▸ **Prompt**: Exclude all pictures, then copy each of the records exactly as written.

▸ **Records from a data collection**:
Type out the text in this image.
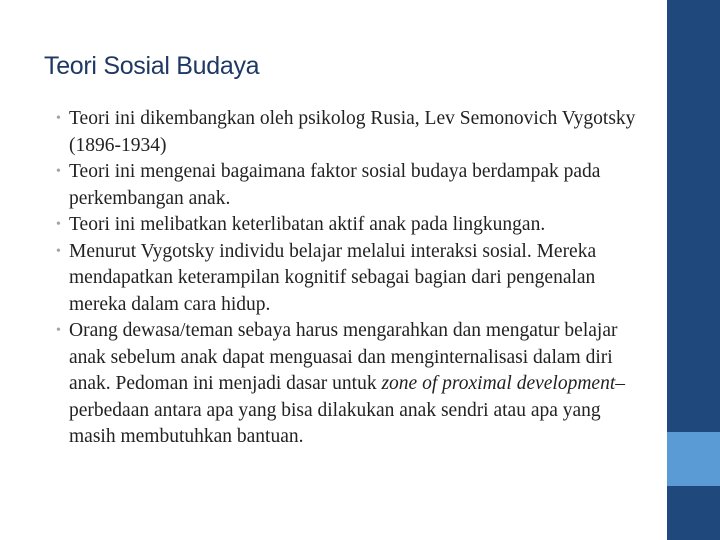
Teori Sosial Budaya
• Teori ini dikembangkan oleh psikolog Rusia, Lev Semonovich Vygotsky (1896-1934)
• Teori ini mengenai bagaimana faktor sosial budaya berdampak pada perkembangan anak.
• Teori ini melibatkan keterlibatan aktif anak pada lingkungan.
• Menurut Vygotsky individu belajar melalui interaksi sosial. Mereka mendapatkan keterampilan kognitif sebagai bagian dari pengenalan mereka dalam cara hidup.
• Orang dewasa/teman sebaya harus mengarahkan dan mengatur belajar anak sebelum anak dapat menguasai dan menginternalisasi dalam diri anak. Pedoman ini menjadi dasar untuk zone of proximal development–perbedaan antara apa yang bisa dilakukan anak sendri atau apa yang masih membutuhkan bantuan.
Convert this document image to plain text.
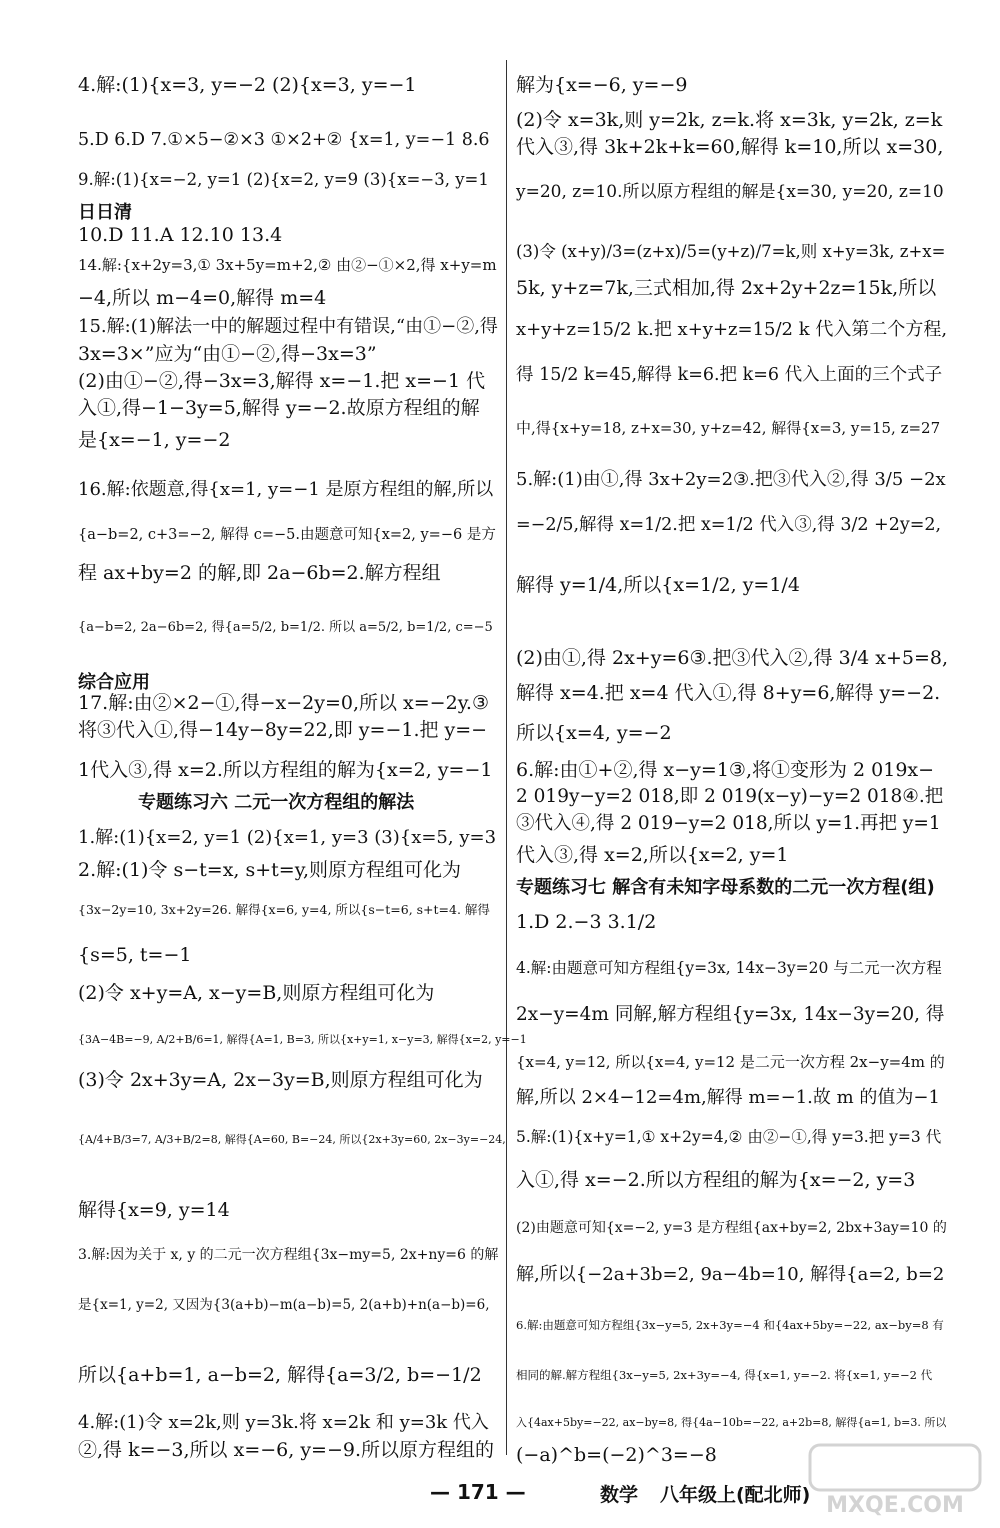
4.解:(1){x=3, y=−2 (2){x=3, y=−1
5.D 6.D 7.①×5−②×3 ①×2+② {x=1, y=−1 8.6
9.解:(1){x=−2, y=1 (2){x=2, y=9 (3){x=−3, y=1
日日清
10.D 11.A 12.10 13.4
14.解:{x+2y=3,① 3x+5y=m+2,② 由②−①×2,得 x+y=m
−4,所以 m−4=0,解得 m=4
15.解:(1)解法一中的解题过程中有错误,“由①−②,得
3x=3×”应为“由①−②,得−3x=3”
(2)由①−②,得−3x=3,解得 x=−1.把 x=−1 代
入①,得−1−3y=5,解得 y=−2.故原方程组的解
是{x=−1, y=−2
16.解:依题意,得{x=1, y=−1 是原方程组的解,所以
{a−b=2, c+3=−2, 解得 c=−5.由题意可知{x=2, y=−6 是方
程 ax+by=2 的解,即 2a−6b=2.解方程组
{a−b=2, 2a−6b=2, 得{a=5/2, b=1/2. 所以 a=5/2, b=1/2, c=−5
综合应用
17.解:由②×2−①,得−x−2y=0,所以 x=−2y.③
将③代入①,得−14y−8y=22,即 y=−1.把 y=−
1代入③,得 x=2.所以方程组的解为{x=2, y=−1
专题练习六 二元一次方程组的解法
1.解:(1){x=2, y=1 (2){x=1, y=3 (3){x=5, y=3
2.解:(1)令 s−t=x, s+t=y,则原方程组可化为
{3x−2y=10, 3x+2y=26. 解得{x=6, y=4, 所以{s−t=6, s+t=4. 解得
{s=5, t=−1
(2)令 x+y=A, x−y=B,则原方程组可化为
{3A−4B=−9, A/2+B/6=1, 解得{A=1, B=3, 所以{x+y=1, x−y=3, 解得{x=2, y=−1
(3)令 2x+3y=A, 2x−3y=B,则原方程组可化为
{A/4+B/3=7, A/3+B/2=8, 解得{A=60, B=−24, 所以{2x+3y=60, 2x−3y=−24,
解得{x=9, y=14
3.解:因为关于 x, y 的二元一次方程组{3x−my=5, 2x+ny=6 的解
是{x=1, y=2, 又因为{3(a+b)−m(a−b)=5, 2(a+b)+n(a−b)=6,
所以{a+b=1, a−b=2, 解得{a=3/2, b=−1/2
4.解:(1)令 x=2k,则 y=3k.将 x=2k 和 y=3k 代入
②,得 k=−3,所以 x=−6, y=−9.所以原方程组的
解为{x=−6, y=−9
(2)令 x=3k,则 y=2k, z=k.将 x=3k, y=2k, z=k
代入③,得 3k+2k+k=60,解得 k=10,所以 x=30,
y=20, z=10.所以原方程组的解是{x=30, y=20, z=10
(3)令 (x+y)/3=(z+x)/5=(y+z)/7=k,则 x+y=3k, z+x=
5k, y+z=7k,三式相加,得 2x+2y+2z=15k,所以
x+y+z=15/2 k.把 x+y+z=15/2 k 代入第二个方程,
得 15/2 k=45,解得 k=6.把 k=6 代入上面的三个式子
中,得{x+y=18, z+x=30, y+z=42, 解得{x=3, y=15, z=27
5.解:(1)由①,得 3x+2y=2③.把③代入②,得 3/5 −2x
=−2/5,解得 x=1/2.把 x=1/2 代入③,得 3/2 +2y=2,
解得 y=1/4,所以{x=1/2, y=1/4
(2)由①,得 2x+y=6③.把③代入②,得 3/4 x+5=8,
解得 x=4.把 x=4 代入①,得 8+y=6,解得 y=−2.
所以{x=4, y=−2
6.解:由①+②,得 x−y=1③,将①变形为 2 019x−
2 019y−y=2 018,即 2 019(x−y)−y=2 018④.把
③代入④,得 2 019−y=2 018,所以 y=1.再把 y=1
代入③,得 x=2,所以{x=2, y=1
专题练习七 解含有未知字母系数的二元一次方程(组)
1.D 2.−3 3.1/2
4.解:由题意可知方程组{y=3x, 14x−3y=20 与二元一次方程
2x−y=4m 同解,解方程组{y=3x, 14x−3y=20, 得
{x=4, y=12, 所以{x=4, y=12 是二元一次方程 2x−y=4m 的
解,所以 2×4−12=4m,解得 m=−1.故 m 的值为−1
5.解:(1){x+y=1,① x+2y=4,② 由②−①,得 y=3.把 y=3 代
入①,得 x=−2.所以方程组的解为{x=−2, y=3
(2)由题意可知{x=−2, y=3 是方程组{ax+by=2, 2bx+3ay=10 的
解,所以{−2a+3b=2, 9a−4b=10, 解得{a=2, b=2
6.解:由题意可知方程组{3x−y=5, 2x+3y=−4 和{4ax+5by=−22, ax−by=8 有
相同的解.解方程组{3x−y=5, 2x+3y=−4, 得{x=1, y=−2. 将{x=1, y=−2 代
入{4ax+5by=−22, ax−by=8, 得{4a−10b=−22, a+2b=8, 解得{a=1, b=3. 所以
(−a)^b=(−2)^3=−8
— 171 —	数学 八年级上(配北师) MXQE.COM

▸ **Finished exercise**:
Type out the text in this image.
Teori Sosial Budaya
• Teori ini dikembangkan oleh psikolog Rusia, Lev Semonovich Vygotsky (1896-1934)
• Teori ini mengenai bagaimana faktor sosial budaya berdampak pada perkembangan anak.
• Teori ini melibatkan keterlibatan aktif anak pada lingkungan.
• Menurut Vygotsky individu belajar melalui interaksi sosial. Mereka mendapatkan keterampilan kognitif sebagai bagian dari pengenalan mereka dalam cara hidup.
• Orang dewasa/teman sebaya harus mengarahkan dan mengatur belajar anak sebelum anak dapat menguasai dan menginternalisasi dalam diri anak. Pedoman ini menjadi dasar untuk zone of proximal development–perbedaan antara apa yang bisa dilakukan anak sendri atau apa yang masih membutuhkan bantuan.
Convert this document image to plain text.
4.解:(1){x=3, y=−2 (2){x=3, y=−1
5.D 6.D 7.①×5−②×3 ①×2+② {x=1, y=−1 8.6
9.解:(1){x=−2, y=1 (2){x=2, y=9 (3){x=−3, y=1
日日清
10.D 11.A 12.10 13.4
14.解:{x+2y=3,① 3x+5y=m+2,② 由②−①×2,得 x+y=m
−4,所以 m−4=0,解得 m=4
15.解:(1)解法一中的解题过程中有错误,“由①−②,得
3x=3×”应为“由①−②,得−3x=3”
(2)由①−②,得−3x=3,解得 x=−1.把 x=−1 代
入①,得−1−3y=5,解得 y=−2.故原方程组的解
是{x=−1, y=−2
16.解:依题意,得{x=1, y=−1 是原方程组的解,所以
{a−b=2, c+3=−2, 解得 c=−5.由题意可知{x=2, y=−6 是方
程 ax+by=2 的解,即 2a−6b=2.解方程组
{a−b=2, 2a−6b=2, 得{a=5/2, b=1/2. 所以 a=5/2, b=1/2, c=−5
综合应用
17.解:由②×2−①,得−x−2y=0,所以 x=−2y.③
将③代入①,得−14y−8y=22,即 y=−1.把 y=−
1代入③,得 x=2.所以方程组的解为{x=2, y=−1
专题练习六 二元一次方程组的解法
1.解:(1){x=2, y=1 (2){x=1, y=3 (3){x=5, y=3
2.解:(1)令 s−t=x, s+t=y,则原方程组可化为
{3x−2y=10, 3x+2y=26. 解得{x=6, y=4, 所以{s−t=6, s+t=4. 解得
{s=5, t=−1
(2)令 x+y=A, x−y=B,则原方程组可化为
{3A−4B=−9, A/2+B/6=1, 解得{A=1, B=3, 所以{x+y=1, x−y=3, 解得{x=2, y=−1
(3)令 2x+3y=A, 2x−3y=B,则原方程组可化为
{A/4+B/3=7, A/3+B/2=8, 解得{A=60, B=−24, 所以{2x+3y=60, 2x−3y=−24,
解得{x=9, y=14
3.解:因为关于 x, y 的二元一次方程组{3x−my=5, 2x+ny=6 的解
是{x=1, y=2, 又因为{3(a+b)−m(a−b)=5, 2(a+b)+n(a−b)=6,
所以{a+b=1, a−b=2, 解得{a=3/2, b=−1/2
4.解:(1)令 x=2k,则 y=3k.将 x=2k 和 y=3k 代入
②,得 k=−3,所以 x=−6, y=−9.所以原方程组的
解为{x=−6, y=−9
(2)令 x=3k,则 y=2k, z=k.将 x=3k, y=2k, z=k
代入③,得 3k+2k+k=60,解得 k=10,所以 x=30,
y=20, z=10.所以原方程组的解是{x=30, y=20, z=10
(3)令 (x+y)/3=(z+x)/5=(y+z)/7=k,则 x+y=3k, z+x=
5k, y+z=7k,三式相加,得 2x+2y+2z=15k,所以
x+y+z=15/2 k.把 x+y+z=15/2 k 代入第二个方程,
得 15/2 k=45,解得 k=6.把 k=6 代入上面的三个式子
中,得{x+y=18, z+x=30, y+z=42, 解得{x=3, y=15, z=27
5.解:(1)由①,得 3x+2y=2③.把③代入②,得 3/5 −2x
=−2/5,解得 x=1/2.把 x=1/2 代入③,得 3/2 +2y=2,
解得 y=1/4,所以{x=1/2, y=1/4
(2)由①,得 2x+y=6③.把③代入②,得 3/4 x+5=8,
解得 x=4.把 x=4 代入①,得 8+y=6,解得 y=−2.
所以{x=4, y=−2
6.解:由①+②,得 x−y=1③,将①变形为 2 019x−
2 019y−y=2 018,即 2 019(x−y)−y=2 018④.把
③代入④,得 2 019−y=2 018,所以 y=1.再把 y=1
代入③,得 x=2,所以{x=2, y=1
专题练习七 解含有未知字母系数的二元一次方程(组)
1.D 2.−3 3.1/2
4.解:由题意可知方程组{y=3x, 14x−3y=20 与二元一次方程
2x−y=4m 同解,解方程组{y=3x, 14x−3y=20, 得
{x=4, y=12, 所以{x=4, y=12 是二元一次方程 2x−y=4m 的
解,所以 2×4−12=4m,解得 m=−1.故 m 的值为−1
5.解:(1){x+y=1,① x+2y=4,② 由②−①,得 y=3.把 y=3 代
入①,得 x=−2.所以方程组的解为{x=−2, y=3
(2)由题意可知{x=−2, y=3 是方程组{ax+by=2, 2bx+3ay=10 的
解,所以{−2a+3b=2, 9a−4b=10, 解得{a=2, b=2
6.解:由题意可知方程组{3x−y=5, 2x+3y=−4 和{4ax+5by=−22, ax−by=8 有
相同的解.解方程组{3x−y=5, 2x+3y=−4, 得{x=1, y=−2. 将{x=1, y=−2 代
入{4ax+5by=−22, ax−by=8, 得{4a−10b=−22, a+2b=8, 解得{a=1, b=3. 所以
(−a)^b=(−2)^3=−8
— 171 —	数学 八年级上(配北师) MXQE.COM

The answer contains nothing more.